**Brief**
Give every line below again, exactly.
--- begin Data to use ---
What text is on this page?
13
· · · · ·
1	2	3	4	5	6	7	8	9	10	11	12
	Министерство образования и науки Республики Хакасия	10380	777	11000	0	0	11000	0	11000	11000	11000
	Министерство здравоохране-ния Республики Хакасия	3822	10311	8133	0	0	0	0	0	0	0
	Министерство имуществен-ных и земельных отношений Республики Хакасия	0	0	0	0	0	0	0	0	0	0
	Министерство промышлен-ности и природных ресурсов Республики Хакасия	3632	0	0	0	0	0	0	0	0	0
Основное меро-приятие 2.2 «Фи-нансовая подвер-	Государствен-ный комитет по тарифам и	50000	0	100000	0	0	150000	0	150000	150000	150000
--- end Data to use ---
**Output for this task**
What text is on this page?
13
· · · · ·
1	2	3	4	5	6	7	8	9	10	11	12
	Министерство образования и науки Республики Хакасия	10380	777	11000	0	0	11000	0	11000	11000	11000
	Министерство здравоохране-ния Республики Хакасия	3822	10311	8133	0	0	0	0	0	0	0
	Министерство имуществен-ных и земельных отношений Республики Хакасия	0	0	0	0	0	0	0	0	0	0
	Министерство промышлен-ности и природных ресурсов Республики Хакасия	3632	0	0	0	0	0	0	0	0	0
Основное меро-приятие 2.2 «Фи-нансовая подвер-	Государствен-ный комитет по тарифам и	50000	0	100000	0	0	150000	0	150000	150000	150000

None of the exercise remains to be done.